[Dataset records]
※ ※ ※

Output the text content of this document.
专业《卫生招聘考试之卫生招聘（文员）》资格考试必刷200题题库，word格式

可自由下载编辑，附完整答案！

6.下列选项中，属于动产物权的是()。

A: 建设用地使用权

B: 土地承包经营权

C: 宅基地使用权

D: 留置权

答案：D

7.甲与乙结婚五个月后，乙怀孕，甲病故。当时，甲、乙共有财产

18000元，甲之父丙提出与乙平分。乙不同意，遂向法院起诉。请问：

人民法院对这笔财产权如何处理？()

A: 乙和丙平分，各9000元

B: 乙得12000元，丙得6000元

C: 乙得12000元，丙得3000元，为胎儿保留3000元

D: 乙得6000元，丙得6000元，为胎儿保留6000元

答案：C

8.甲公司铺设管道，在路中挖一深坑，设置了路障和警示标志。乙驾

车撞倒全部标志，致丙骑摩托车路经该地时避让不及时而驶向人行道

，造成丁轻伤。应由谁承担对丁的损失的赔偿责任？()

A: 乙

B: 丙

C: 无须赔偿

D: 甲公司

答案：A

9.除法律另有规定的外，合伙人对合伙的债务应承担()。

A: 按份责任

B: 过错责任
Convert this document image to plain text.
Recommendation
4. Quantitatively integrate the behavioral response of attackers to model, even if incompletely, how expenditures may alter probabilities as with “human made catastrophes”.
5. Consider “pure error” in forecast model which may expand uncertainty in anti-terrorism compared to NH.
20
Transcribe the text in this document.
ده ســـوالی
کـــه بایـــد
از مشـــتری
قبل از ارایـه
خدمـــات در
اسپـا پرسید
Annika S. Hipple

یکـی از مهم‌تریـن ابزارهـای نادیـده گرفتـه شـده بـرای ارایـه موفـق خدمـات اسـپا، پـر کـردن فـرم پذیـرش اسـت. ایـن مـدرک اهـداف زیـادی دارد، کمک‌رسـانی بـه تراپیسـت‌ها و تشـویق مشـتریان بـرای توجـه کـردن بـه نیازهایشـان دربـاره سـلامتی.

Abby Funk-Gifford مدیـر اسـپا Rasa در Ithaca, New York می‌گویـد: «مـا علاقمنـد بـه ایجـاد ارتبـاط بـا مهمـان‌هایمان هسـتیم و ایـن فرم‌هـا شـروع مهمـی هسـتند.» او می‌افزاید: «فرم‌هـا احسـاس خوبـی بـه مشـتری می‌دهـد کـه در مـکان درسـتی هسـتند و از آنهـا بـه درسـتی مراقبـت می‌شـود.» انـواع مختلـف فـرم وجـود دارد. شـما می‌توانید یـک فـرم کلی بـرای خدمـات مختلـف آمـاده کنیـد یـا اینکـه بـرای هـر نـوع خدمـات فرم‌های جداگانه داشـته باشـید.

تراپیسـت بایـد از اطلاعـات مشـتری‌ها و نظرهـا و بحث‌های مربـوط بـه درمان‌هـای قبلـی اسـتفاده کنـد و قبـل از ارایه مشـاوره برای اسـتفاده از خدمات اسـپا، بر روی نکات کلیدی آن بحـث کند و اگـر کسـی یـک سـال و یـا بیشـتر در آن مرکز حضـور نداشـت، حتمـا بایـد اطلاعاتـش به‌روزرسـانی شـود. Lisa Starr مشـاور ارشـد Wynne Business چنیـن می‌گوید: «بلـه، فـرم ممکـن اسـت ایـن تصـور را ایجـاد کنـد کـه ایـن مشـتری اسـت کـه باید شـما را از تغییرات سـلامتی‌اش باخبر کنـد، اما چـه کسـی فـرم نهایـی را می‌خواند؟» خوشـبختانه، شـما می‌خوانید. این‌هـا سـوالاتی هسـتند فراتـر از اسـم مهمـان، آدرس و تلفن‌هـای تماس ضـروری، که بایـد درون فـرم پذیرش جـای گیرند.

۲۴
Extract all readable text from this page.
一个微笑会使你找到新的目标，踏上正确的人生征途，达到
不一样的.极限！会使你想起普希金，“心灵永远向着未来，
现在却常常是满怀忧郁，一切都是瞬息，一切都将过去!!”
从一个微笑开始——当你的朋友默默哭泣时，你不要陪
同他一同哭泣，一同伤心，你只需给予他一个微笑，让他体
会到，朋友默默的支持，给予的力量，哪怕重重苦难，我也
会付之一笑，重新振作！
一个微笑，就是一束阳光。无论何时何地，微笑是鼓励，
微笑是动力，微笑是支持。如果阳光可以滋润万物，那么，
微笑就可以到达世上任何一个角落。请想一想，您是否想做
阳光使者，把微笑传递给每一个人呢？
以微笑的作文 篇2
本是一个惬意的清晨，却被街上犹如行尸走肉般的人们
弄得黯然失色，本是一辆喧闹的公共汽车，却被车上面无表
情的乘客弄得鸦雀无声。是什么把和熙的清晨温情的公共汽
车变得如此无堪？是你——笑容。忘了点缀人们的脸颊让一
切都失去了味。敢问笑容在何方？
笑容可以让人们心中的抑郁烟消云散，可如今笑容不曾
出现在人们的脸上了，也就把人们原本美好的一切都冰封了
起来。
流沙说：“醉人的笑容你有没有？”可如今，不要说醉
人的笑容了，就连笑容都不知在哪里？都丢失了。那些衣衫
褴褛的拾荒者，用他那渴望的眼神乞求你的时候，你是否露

※ ※ ※

▸ **GIVEN PROBLEM**
Reproduce the records above exactly.

▸ **SOLUTION TO THE EXERCISE**
Output the text content of this document.
专业《卫生招聘考试之卫生招聘（文员）》资格考试必刷200题题库，word格式

可自由下载编辑，附完整答案！

6.下列选项中，属于动产物权的是()。

A: 建设用地使用权

B: 土地承包经营权

C: 宅基地使用权

D: 留置权

答案：D

7.甲与乙结婚五个月后，乙怀孕，甲病故。当时，甲、乙共有财产

18000元，甲之父丙提出与乙平分。乙不同意，遂向法院起诉。请问：

人民法院对这笔财产权如何处理？()

A: 乙和丙平分，各9000元

B: 乙得12000元，丙得6000元

C: 乙得12000元，丙得3000元，为胎儿保留3000元

D: 乙得6000元，丙得6000元，为胎儿保留6000元

答案：C

8.甲公司铺设管道，在路中挖一深坑，设置了路障和警示标志。乙驾

车撞倒全部标志，致丙骑摩托车路经该地时避让不及时而驶向人行道

，造成丁轻伤。应由谁承担对丁的损失的赔偿责任？()

A: 乙

B: 丙

C: 无须赔偿

D: 甲公司

答案：A

9.除法律另有规定的外，合伙人对合伙的债务应承担()。

A: 按份责任

B: 过错责任
Convert this document image to plain text.
Recommendation
4. Quantitatively integrate the behavioral response of attackers to model, even if incompletely, how expenditures may alter probabilities as with “human made catastrophes”.
5. Consider “pure error” in forecast model which may expand uncertainty in anti-terrorism compared to NH.
20
Transcribe the text in this document.
ده ســـوالی
کـــه بایـــد
از مشـــتری
قبل از ارایـه
خدمـــات در
اسپـا پرسید
Annika S. Hipple

یکـی از مهم‌تریـن ابزارهـای نادیـده گرفتـه شـده بـرای ارایـه موفـق خدمـات اسـپا، پـر کـردن فـرم پذیـرش اسـت. ایـن مـدرک اهـداف زیـادی دارد، کمک‌رسـانی بـه تراپیسـت‌ها و تشـویق مشـتریان بـرای توجـه کـردن بـه نیازهایشـان دربـاره سـلامتی.

Abby Funk-Gifford مدیـر اسـپا Rasa در Ithaca, New York می‌گویـد: «مـا علاقمنـد بـه ایجـاد ارتبـاط بـا مهمـان‌هایمان هسـتیم و ایـن فرم‌هـا شـروع مهمـی هسـتند.» او می‌افزاید: «فرم‌هـا احسـاس خوبـی بـه مشـتری می‌دهـد کـه در مـکان درسـتی هسـتند و از آنهـا بـه درسـتی مراقبـت می‌شـود.» انـواع مختلـف فـرم وجـود دارد. شـما می‌توانید یـک فـرم کلی بـرای خدمـات مختلـف آمـاده کنیـد یـا اینکـه بـرای هـر نـوع خدمـات فرم‌های جداگانه داشـته باشـید.

تراپیسـت بایـد از اطلاعـات مشـتری‌ها و نظرهـا و بحث‌های مربـوط بـه درمان‌هـای قبلـی اسـتفاده کنـد و قبـل از ارایه مشـاوره برای اسـتفاده از خدمات اسـپا، بر روی نکات کلیدی آن بحـث کند و اگـر کسـی یـک سـال و یـا بیشـتر در آن مرکز حضـور نداشـت، حتمـا بایـد اطلاعاتـش به‌روزرسـانی شـود. Lisa Starr مشـاور ارشـد Wynne Business چنیـن می‌گوید: «بلـه، فـرم ممکـن اسـت ایـن تصـور را ایجـاد کنـد کـه ایـن مشـتری اسـت کـه باید شـما را از تغییرات سـلامتی‌اش باخبر کنـد، اما چـه کسـی فـرم نهایـی را می‌خواند؟» خوشـبختانه، شـما می‌خوانید. این‌هـا سـوالاتی هسـتند فراتـر از اسـم مهمـان، آدرس و تلفن‌هـای تماس ضـروری، که بایـد درون فـرم پذیرش جـای گیرند.

۲۴
Extract all readable text from this page.
一个微笑会使你找到新的目标，踏上正确的人生征途，达到
不一样的.极限！会使你想起普希金，“心灵永远向着未来，
现在却常常是满怀忧郁，一切都是瞬息，一切都将过去!!”
从一个微笑开始——当你的朋友默默哭泣时，你不要陪
同他一同哭泣，一同伤心，你只需给予他一个微笑，让他体
会到，朋友默默的支持，给予的力量，哪怕重重苦难，我也
会付之一笑，重新振作！
一个微笑，就是一束阳光。无论何时何地，微笑是鼓励，
微笑是动力，微笑是支持。如果阳光可以滋润万物，那么，
微笑就可以到达世上任何一个角落。请想一想，您是否想做
阳光使者，把微笑传递给每一个人呢？
以微笑的作文 篇2
本是一个惬意的清晨，却被街上犹如行尸走肉般的人们
弄得黯然失色，本是一辆喧闹的公共汽车，却被车上面无表
情的乘客弄得鸦雀无声。是什么把和熙的清晨温情的公共汽
车变得如此无堪？是你——笑容。忘了点缀人们的脸颊让一
切都失去了味。敢问笑容在何方？
笑容可以让人们心中的抑郁烟消云散，可如今笑容不曾
出现在人们的脸上了，也就把人们原本美好的一切都冰封了
起来。
流沙说：“醉人的笑容你有没有？”可如今，不要说醉
人的笑容了，就连笑容都不知在哪里？都丢失了。那些衣衫
褴褛的拾荒者，用他那渴望的眼神乞求你的时候，你是否露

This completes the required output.